__Required task__
Pictures don't belong in the copy; print all the records exactly.
begin
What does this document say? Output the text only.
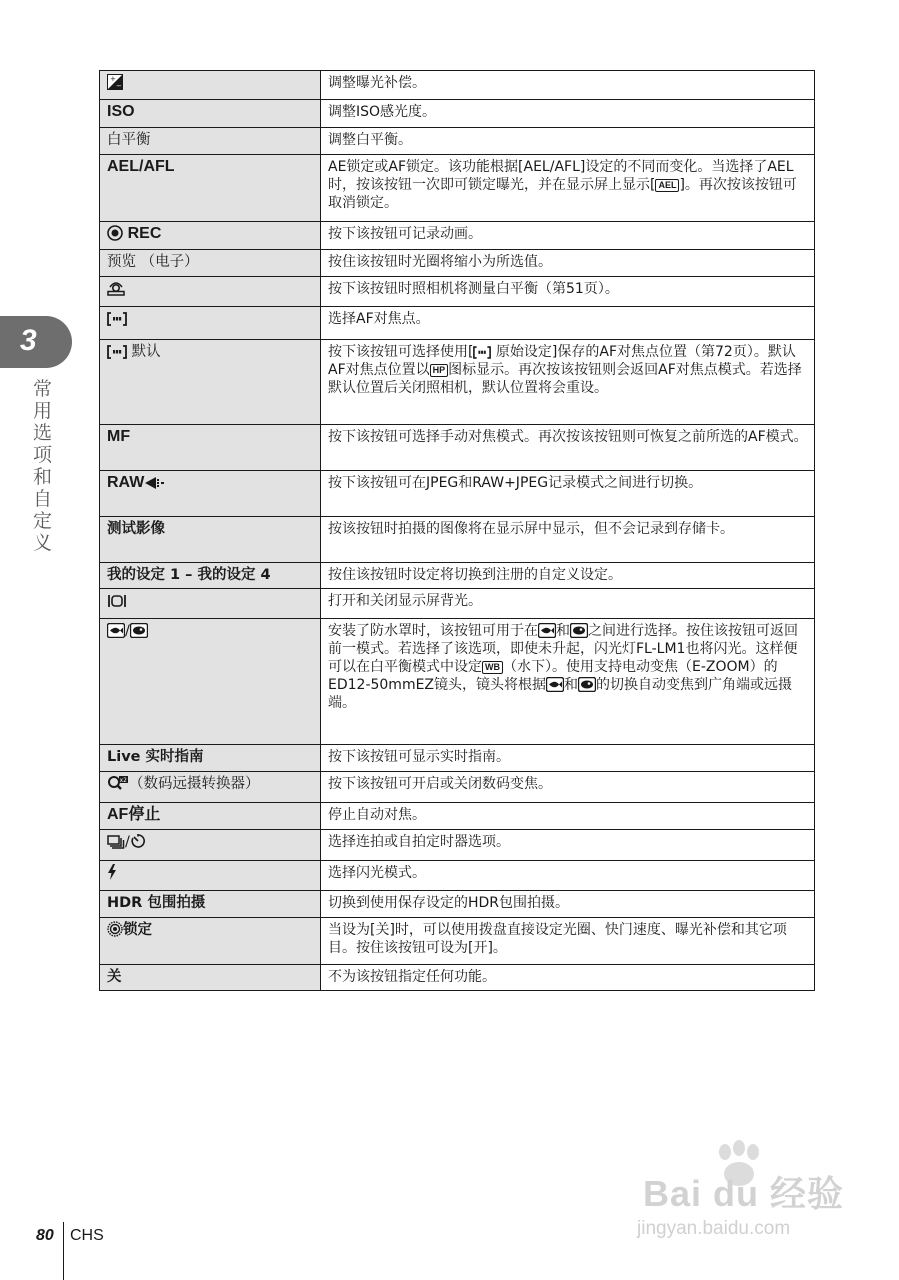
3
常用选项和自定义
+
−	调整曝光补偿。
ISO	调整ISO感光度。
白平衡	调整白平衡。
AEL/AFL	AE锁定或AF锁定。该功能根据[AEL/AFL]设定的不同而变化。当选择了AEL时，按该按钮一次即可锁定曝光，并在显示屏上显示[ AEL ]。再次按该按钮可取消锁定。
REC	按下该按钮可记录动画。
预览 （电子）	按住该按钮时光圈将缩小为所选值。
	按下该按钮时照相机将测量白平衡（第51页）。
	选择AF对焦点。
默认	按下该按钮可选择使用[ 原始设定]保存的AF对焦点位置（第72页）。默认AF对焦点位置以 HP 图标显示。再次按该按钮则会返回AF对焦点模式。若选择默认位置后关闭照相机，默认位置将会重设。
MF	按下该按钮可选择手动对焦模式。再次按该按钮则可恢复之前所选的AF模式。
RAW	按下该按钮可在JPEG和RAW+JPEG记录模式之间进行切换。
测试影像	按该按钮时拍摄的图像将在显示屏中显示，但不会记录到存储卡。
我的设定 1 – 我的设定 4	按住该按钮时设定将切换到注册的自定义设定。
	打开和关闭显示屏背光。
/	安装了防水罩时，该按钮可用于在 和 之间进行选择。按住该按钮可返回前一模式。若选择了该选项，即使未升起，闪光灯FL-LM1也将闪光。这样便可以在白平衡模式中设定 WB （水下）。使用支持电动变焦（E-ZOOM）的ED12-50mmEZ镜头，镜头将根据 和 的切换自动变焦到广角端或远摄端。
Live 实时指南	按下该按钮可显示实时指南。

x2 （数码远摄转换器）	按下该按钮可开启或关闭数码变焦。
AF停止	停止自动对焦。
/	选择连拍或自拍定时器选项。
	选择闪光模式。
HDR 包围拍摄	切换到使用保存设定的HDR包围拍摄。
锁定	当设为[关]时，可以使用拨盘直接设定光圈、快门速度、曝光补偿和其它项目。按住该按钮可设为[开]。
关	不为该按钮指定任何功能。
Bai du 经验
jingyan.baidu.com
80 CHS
end
__Response below__
What does this document say? Output the text only.
3
常用选项和自定义
+
−	调整曝光补偿。
ISO	调整ISO感光度。
白平衡	调整白平衡。
AEL/AFL	AE锁定或AF锁定。该功能根据[AEL/AFL]设定的不同而变化。当选择了AEL时，按该按钮一次即可锁定曝光，并在显示屏上显示[ AEL ]。再次按该按钮可取消锁定。
REC	按下该按钮可记录动画。
预览 （电子）	按住该按钮时光圈将缩小为所选值。
	按下该按钮时照相机将测量白平衡（第51页）。
	选择AF对焦点。
默认	按下该按钮可选择使用[ 原始设定]保存的AF对焦点位置（第72页）。默认AF对焦点位置以 HP 图标显示。再次按该按钮则会返回AF对焦点模式。若选择默认位置后关闭照相机，默认位置将会重设。
MF	按下该按钮可选择手动对焦模式。再次按该按钮则可恢复之前所选的AF模式。
RAW	按下该按钮可在JPEG和RAW+JPEG记录模式之间进行切换。
测试影像	按该按钮时拍摄的图像将在显示屏中显示，但不会记录到存储卡。
我的设定 1 – 我的设定 4	按住该按钮时设定将切换到注册的自定义设定。
	打开和关闭显示屏背光。
/	安装了防水罩时，该按钮可用于在 和 之间进行选择。按住该按钮可返回前一模式。若选择了该选项，即使未升起，闪光灯FL-LM1也将闪光。这样便可以在白平衡模式中设定 WB （水下）。使用支持电动变焦（E-ZOOM）的ED12-50mmEZ镜头，镜头将根据 和 的切换自动变焦到广角端或远摄端。
Live 实时指南	按下该按钮可显示实时指南。

x2 （数码远摄转换器）	按下该按钮可开启或关闭数码变焦。
AF停止	停止自动对焦。
/	选择连拍或自拍定时器选项。
	选择闪光模式。
HDR 包围拍摄	切换到使用保存设定的HDR包围拍摄。
锁定	当设为[关]时，可以使用拨盘直接设定光圈、快门速度、曝光补偿和其它项目。按住该按钮可设为[开]。
关	不为该按钮指定任何功能。
Bai du 经验
jingyan.baidu.com
80 CHS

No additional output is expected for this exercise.